■ **DIRECTIVE**
Single out the lines that include the word "งชาต". Copy them.

-- start of RECORDS FOR THIS TASK --

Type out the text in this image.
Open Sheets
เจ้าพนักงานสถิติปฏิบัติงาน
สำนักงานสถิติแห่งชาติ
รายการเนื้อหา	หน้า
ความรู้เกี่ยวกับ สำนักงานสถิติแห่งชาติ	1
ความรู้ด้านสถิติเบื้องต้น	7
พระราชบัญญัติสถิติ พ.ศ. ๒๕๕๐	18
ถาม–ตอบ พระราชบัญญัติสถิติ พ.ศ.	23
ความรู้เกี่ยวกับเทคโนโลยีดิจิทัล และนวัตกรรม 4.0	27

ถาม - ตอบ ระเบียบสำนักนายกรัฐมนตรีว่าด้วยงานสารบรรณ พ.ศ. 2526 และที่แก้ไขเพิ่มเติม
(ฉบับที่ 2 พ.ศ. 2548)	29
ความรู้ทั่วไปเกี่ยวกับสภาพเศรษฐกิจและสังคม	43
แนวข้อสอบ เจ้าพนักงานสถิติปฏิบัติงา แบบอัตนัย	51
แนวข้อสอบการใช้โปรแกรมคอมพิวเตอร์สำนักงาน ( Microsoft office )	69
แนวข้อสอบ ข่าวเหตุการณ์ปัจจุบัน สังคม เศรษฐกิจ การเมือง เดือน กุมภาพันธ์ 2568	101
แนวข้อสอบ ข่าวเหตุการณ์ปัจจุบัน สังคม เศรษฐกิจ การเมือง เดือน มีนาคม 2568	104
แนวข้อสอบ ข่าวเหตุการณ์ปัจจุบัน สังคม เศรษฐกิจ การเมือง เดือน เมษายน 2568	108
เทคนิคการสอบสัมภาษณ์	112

-- end of RECORDS FOR THIS TASK --

■ **OUTPUT FOR THIS TASK**
สำนักงานสถิติแห่งชาติ
ความรู้เกี่ยวกับ สำนักงานสถิติแห่งชาติ	1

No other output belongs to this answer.